_WORK INSTRUCTIONS_. Copy out, word for word, the lines in the items below from the line with "main-nav: HOME (4, 121, 722, 166)" to the line with "Decompose this screenshot", including both of those lines.
------ PROVIDED DATA ------
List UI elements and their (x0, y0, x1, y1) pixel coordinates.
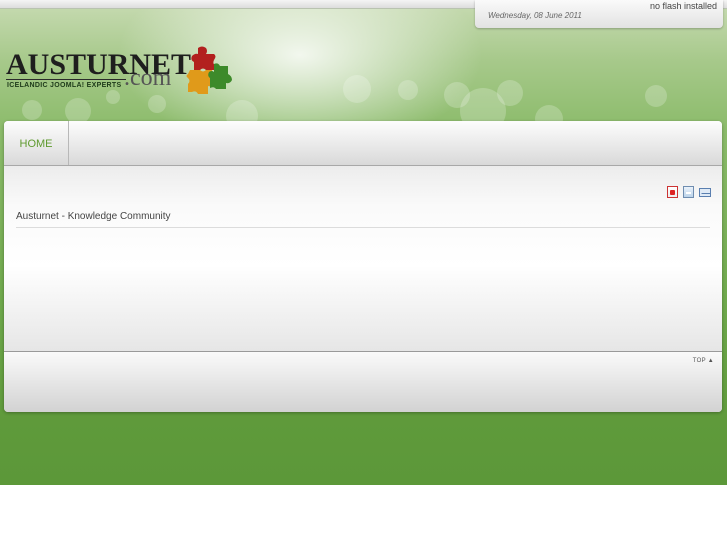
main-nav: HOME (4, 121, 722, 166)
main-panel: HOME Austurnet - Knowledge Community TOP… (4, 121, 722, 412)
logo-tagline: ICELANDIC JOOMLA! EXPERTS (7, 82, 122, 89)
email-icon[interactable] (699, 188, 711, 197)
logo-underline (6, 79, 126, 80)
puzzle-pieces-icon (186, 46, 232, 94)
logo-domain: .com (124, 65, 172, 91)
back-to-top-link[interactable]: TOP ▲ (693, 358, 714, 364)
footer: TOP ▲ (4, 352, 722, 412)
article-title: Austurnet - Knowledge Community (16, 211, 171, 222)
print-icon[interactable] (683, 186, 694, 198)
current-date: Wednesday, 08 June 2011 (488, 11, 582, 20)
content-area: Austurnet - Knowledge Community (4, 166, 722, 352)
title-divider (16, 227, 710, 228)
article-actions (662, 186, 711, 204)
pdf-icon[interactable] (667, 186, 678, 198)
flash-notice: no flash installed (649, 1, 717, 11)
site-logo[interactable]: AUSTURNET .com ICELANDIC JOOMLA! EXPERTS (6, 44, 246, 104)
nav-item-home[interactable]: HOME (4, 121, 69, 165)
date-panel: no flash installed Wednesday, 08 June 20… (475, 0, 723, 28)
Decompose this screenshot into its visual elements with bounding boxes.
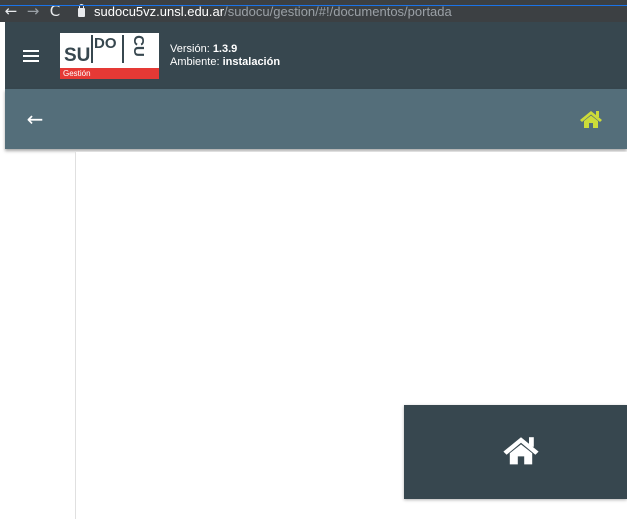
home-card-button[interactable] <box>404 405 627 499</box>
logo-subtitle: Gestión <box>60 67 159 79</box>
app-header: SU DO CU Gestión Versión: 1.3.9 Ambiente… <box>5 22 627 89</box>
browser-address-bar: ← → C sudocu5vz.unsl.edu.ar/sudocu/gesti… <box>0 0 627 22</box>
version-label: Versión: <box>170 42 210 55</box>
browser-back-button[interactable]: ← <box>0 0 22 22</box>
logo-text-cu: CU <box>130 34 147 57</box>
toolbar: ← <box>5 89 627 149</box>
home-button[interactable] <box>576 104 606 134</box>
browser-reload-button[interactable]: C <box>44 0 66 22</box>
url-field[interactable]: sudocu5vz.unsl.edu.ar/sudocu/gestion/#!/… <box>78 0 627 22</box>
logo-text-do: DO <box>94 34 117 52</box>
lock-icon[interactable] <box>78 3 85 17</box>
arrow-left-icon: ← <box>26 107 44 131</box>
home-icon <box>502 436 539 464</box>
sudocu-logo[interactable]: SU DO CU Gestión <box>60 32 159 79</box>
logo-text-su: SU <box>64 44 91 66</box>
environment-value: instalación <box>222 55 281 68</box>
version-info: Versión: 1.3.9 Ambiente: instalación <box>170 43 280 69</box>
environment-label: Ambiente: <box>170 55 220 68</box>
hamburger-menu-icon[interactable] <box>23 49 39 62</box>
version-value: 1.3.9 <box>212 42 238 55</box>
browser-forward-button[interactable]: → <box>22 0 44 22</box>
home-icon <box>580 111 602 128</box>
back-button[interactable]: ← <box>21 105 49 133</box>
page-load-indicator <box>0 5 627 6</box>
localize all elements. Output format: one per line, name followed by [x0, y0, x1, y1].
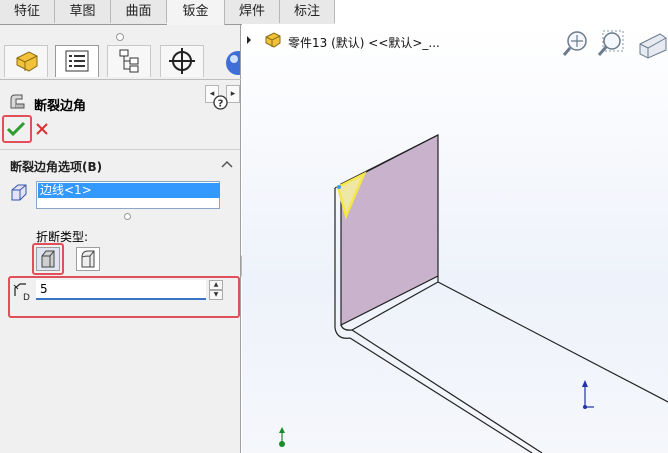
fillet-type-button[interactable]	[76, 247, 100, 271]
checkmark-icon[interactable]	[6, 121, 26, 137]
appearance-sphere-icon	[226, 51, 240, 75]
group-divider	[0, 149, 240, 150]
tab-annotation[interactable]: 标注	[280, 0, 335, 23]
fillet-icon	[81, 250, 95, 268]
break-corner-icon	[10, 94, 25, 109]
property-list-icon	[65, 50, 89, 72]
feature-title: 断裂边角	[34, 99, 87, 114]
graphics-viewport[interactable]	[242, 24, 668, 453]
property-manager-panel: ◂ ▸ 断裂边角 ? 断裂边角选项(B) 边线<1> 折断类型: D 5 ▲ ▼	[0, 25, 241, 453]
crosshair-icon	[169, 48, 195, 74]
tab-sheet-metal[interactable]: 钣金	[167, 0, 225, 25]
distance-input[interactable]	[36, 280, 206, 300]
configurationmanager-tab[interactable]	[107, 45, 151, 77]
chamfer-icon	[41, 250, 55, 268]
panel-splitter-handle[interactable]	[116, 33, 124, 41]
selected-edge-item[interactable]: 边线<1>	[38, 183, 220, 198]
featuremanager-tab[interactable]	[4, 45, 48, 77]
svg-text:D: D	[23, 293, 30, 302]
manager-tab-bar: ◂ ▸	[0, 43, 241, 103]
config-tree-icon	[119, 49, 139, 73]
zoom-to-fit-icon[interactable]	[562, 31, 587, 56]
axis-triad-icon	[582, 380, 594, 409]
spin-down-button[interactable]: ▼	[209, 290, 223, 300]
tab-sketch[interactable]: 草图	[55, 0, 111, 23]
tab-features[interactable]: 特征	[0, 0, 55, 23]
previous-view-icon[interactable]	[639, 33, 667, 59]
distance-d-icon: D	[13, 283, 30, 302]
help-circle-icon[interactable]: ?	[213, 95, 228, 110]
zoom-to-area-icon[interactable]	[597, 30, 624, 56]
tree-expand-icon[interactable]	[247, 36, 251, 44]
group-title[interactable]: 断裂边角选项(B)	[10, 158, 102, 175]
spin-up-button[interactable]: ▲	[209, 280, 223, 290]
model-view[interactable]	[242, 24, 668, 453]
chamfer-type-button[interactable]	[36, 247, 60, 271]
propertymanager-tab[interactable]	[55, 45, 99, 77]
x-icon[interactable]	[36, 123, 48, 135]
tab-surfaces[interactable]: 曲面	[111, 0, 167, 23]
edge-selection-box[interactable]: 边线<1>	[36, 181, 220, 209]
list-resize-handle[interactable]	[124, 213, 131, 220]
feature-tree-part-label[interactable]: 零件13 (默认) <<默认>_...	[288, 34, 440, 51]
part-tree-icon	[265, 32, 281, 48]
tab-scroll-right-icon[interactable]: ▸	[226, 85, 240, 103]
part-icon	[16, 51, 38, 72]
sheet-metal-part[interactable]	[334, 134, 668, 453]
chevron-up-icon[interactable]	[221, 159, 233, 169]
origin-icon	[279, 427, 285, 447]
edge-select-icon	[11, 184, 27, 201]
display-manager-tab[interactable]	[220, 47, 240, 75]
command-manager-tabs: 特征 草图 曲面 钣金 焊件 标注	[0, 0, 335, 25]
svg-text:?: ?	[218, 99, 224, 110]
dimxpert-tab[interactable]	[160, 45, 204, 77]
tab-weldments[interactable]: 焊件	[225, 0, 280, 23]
------
_ANSWER BELOW_.
main-nav: HOME (4, 121, 722, 166)
main-panel: HOME Austurnet - Knowledge Community TOP… (4, 121, 722, 412)
logo-tagline: ICELANDIC JOOMLA! EXPERTS (7, 82, 122, 89)
email-icon[interactable] (699, 188, 711, 197)
logo-underline (6, 79, 126, 80)
puzzle-pieces-icon (186, 46, 232, 94)
logo-domain: .com (124, 65, 172, 91)
back-to-top-link[interactable]: TOP ▲ (693, 358, 714, 364)
footer: TOP ▲ (4, 352, 722, 412)
article-title: Austurnet - Knowledge Community (16, 211, 171, 222)
print-icon[interactable] (683, 186, 694, 198)
current-date: Wednesday, 08 June 2011 (488, 11, 582, 20)
content-area: Austurnet - Knowledge Community (4, 166, 722, 352)
title-divider (16, 227, 710, 228)
article-actions (662, 186, 711, 204)
pdf-icon[interactable] (667, 186, 678, 198)
flash-notice: no flash installed (649, 1, 717, 11)
site-logo[interactable]: AUSTURNET .com ICELANDIC JOOMLA! EXPERTS (6, 44, 246, 104)
nav-item-home[interactable]: HOME (4, 121, 69, 165)
date-panel: no flash installed Wednesday, 08 June 20… (475, 0, 723, 28)
Decompose this screenshot into its visual elements with bounding boxes.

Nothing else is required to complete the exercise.